------ Records provided

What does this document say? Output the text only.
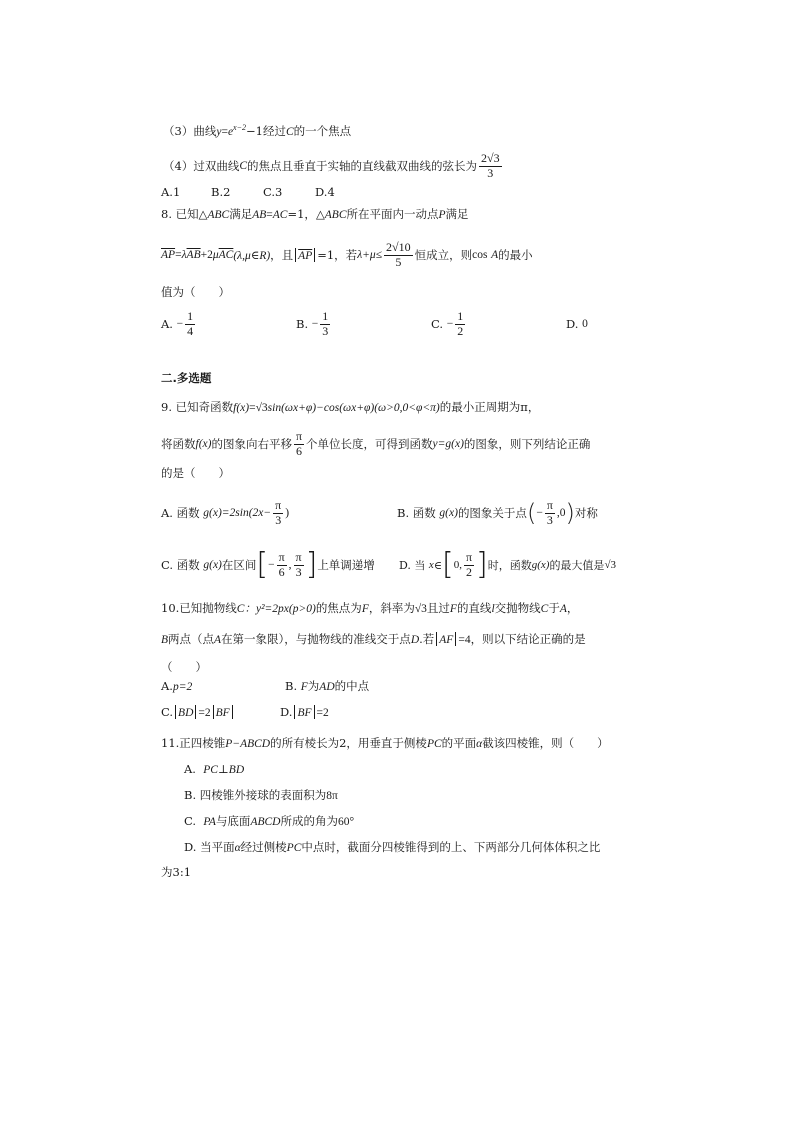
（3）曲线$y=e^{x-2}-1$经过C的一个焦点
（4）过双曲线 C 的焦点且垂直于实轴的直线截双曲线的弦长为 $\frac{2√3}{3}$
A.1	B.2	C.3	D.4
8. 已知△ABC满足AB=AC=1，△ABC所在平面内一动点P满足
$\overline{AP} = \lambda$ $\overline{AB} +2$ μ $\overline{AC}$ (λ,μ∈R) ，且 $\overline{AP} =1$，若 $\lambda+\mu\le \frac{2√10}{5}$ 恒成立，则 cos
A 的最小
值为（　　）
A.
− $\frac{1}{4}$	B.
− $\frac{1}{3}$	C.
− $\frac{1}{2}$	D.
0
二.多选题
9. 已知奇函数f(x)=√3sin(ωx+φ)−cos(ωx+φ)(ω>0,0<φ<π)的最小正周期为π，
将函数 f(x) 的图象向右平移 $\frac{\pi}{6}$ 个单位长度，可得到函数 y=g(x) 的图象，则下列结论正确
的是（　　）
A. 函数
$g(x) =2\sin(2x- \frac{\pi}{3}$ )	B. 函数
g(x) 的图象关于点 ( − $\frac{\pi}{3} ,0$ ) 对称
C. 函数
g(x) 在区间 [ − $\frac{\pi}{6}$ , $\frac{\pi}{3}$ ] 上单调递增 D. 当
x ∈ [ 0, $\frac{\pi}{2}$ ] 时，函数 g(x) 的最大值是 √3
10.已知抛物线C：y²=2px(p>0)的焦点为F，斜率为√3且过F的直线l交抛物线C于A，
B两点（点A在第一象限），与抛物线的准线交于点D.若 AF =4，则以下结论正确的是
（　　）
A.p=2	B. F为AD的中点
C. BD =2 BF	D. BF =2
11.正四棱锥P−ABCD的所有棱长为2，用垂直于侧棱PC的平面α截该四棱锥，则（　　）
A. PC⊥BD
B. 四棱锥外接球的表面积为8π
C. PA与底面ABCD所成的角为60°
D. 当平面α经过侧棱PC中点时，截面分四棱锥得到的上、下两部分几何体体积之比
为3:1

------------

Print all of the entries word for word. Skip any images they contain.

What does this document say? Output the text only.
（3）曲线$y=e^{x-2}-1$经过C的一个焦点
（4）过双曲线 C 的焦点且垂直于实轴的直线截双曲线的弦长为 $\frac{2√3}{3}$
A.1	B.2	C.3	D.4
8. 已知△ABC满足AB=AC=1，△ABC所在平面内一动点P满足
$\overline{AP} = \lambda$ $\overline{AB} +2$ μ $\overline{AC}$ (λ,μ∈R) ，且 $\overline{AP} =1$，若 $\lambda+\mu\le \frac{2√10}{5}$ 恒成立，则 cos
A 的最小
值为（　　）
A.
− $\frac{1}{4}$	B.
− $\frac{1}{3}$	C.
− $\frac{1}{2}$	D.
0
二.多选题
9. 已知奇函数f(x)=√3sin(ωx+φ)−cos(ωx+φ)(ω>0,0<φ<π)的最小正周期为π，
将函数 f(x) 的图象向右平移 $\frac{\pi}{6}$ 个单位长度，可得到函数 y=g(x) 的图象，则下列结论正确
的是（　　）
A. 函数
$g(x) =2\sin(2x- \frac{\pi}{3}$ )	B. 函数
g(x) 的图象关于点 ( − $\frac{\pi}{3} ,0$ ) 对称
C. 函数
g(x) 在区间 [ − $\frac{\pi}{6}$ , $\frac{\pi}{3}$ ] 上单调递增 D. 当
x ∈ [ 0, $\frac{\pi}{2}$ ] 时，函数 g(x) 的最大值是 √3
10.已知抛物线C：y²=2px(p>0)的焦点为F，斜率为√3且过F的直线l交抛物线C于A，
B两点（点A在第一象限），与抛物线的准线交于点D.若 AF =4，则以下结论正确的是
（　　）
A.p=2	B. F为AD的中点
C. BD =2 BF	D. BF =2
11.正四棱锥P−ABCD的所有棱长为2，用垂直于侧棱PC的平面α截该四棱锥，则（　　）
A. PC⊥BD
B. 四棱锥外接球的表面积为8π
C. PA与底面ABCD所成的角为60°
D. 当平面α经过侧棱PC中点时，截面分四棱锥得到的上、下两部分几何体体积之比
为3:1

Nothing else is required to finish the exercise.